- _SUPPLIED DATA_:
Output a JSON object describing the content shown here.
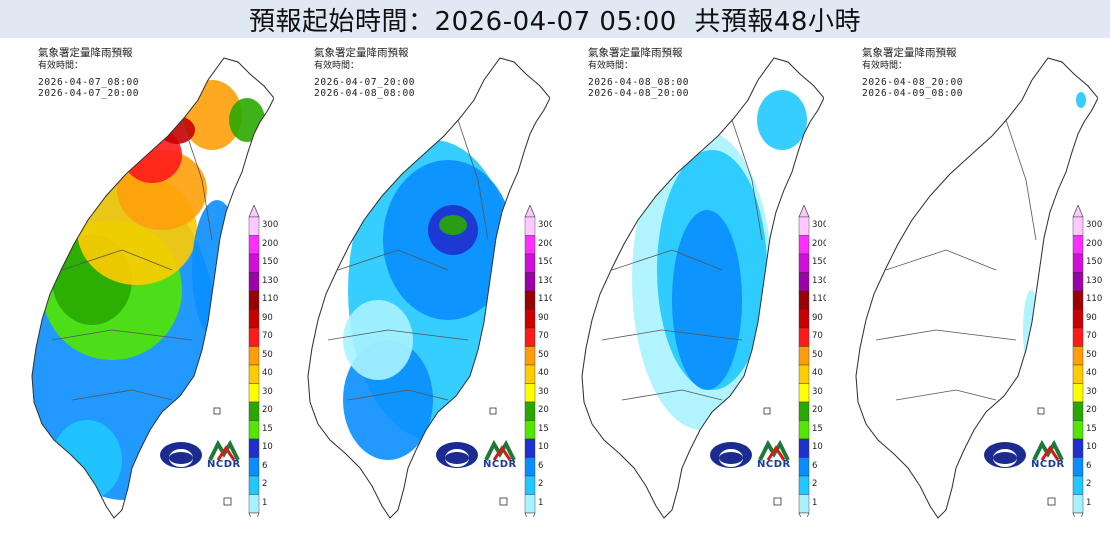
{
  "title": "預報起始時間：2026-04-07 05:00  共預報48小時",
  "panels": [
    {
      "title": "氣象署定量降雨預報",
      "subtitle": "有效時間：",
      "start": "2026-04-07_08:00",
      "end": "2026-04-07_20:00",
      "intensity": 4
    },
    {
      "title": "氣象署定量降雨預報",
      "subtitle": "有效時間：",
      "start": "2026-04-07_20:00",
      "end": "2026-04-08_08:00",
      "intensity": 3
    },
    {
      "title": "氣象署定量降雨預報",
      "subtitle": "有效時間：",
      "start": "2026-04-08_08:00",
      "end": "2026-04-08_20:00",
      "intensity": 2
    },
    {
      "title": "氣象署定量降雨預報",
      "subtitle": "有效時間：",
      "start": "2026-04-08_20:00",
      "end": "2026-04-09_08:00",
      "intensity": 1
    }
  ],
  "legend": {
    "levels": [
      "300",
      "200",
      "150",
      "130",
      "110",
      "90",
      "70",
      "50",
      "40",
      "30",
      "20",
      "15",
      "10",
      "6",
      "2",
      "1"
    ],
    "colors": [
      "#ffc8ff",
      "#ff30ff",
      "#d010d8",
      "#9c00a8",
      "#9a0000",
      "#c80000",
      "#ff1a1a",
      "#ff9e0a",
      "#ffcc00",
      "#ffff00",
      "#2aa800",
      "#52e600",
      "#1f2fd0",
      "#0a8eff",
      "#20c8ff",
      "#a8f2ff"
    ]
  },
  "logos": {
    "ncdr": "NCDR"
  }
}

- _REQUEST_: Set down every entry word for word, but omit the pictures.

- _RESULT_:
Output a JSON object describing the content shown here.
{
  "title": "預報起始時間：2026-04-07 05:00  共預報48小時",
  "panels": [
    {
      "title": "氣象署定量降雨預報",
      "subtitle": "有效時間：",
      "start": "2026-04-07_08:00",
      "end": "2026-04-07_20:00",
      "intensity": 4
    },
    {
      "title": "氣象署定量降雨預報",
      "subtitle": "有效時間：",
      "start": "2026-04-07_20:00",
      "end": "2026-04-08_08:00",
      "intensity": 3
    },
    {
      "title": "氣象署定量降雨預報",
      "subtitle": "有效時間：",
      "start": "2026-04-08_08:00",
      "end": "2026-04-08_20:00",
      "intensity": 2
    },
    {
      "title": "氣象署定量降雨預報",
      "subtitle": "有效時間：",
      "start": "2026-04-08_20:00",
      "end": "2026-04-09_08:00",
      "intensity": 1
    }
  ],
  "legend": {
    "levels": [
      "300",
      "200",
      "150",
      "130",
      "110",
      "90",
      "70",
      "50",
      "40",
      "30",
      "20",
      "15",
      "10",
      "6",
      "2",
      "1"
    ],
    "colors": [
      "#ffc8ff",
      "#ff30ff",
      "#d010d8",
      "#9c00a8",
      "#9a0000",
      "#c80000",
      "#ff1a1a",
      "#ff9e0a",
      "#ffcc00",
      "#ffff00",
      "#2aa800",
      "#52e600",
      "#1f2fd0",
      "#0a8eff",
      "#20c8ff",
      "#a8f2ff"
    ]
  },
  "logos": {
    "ncdr": "NCDR"
  }
}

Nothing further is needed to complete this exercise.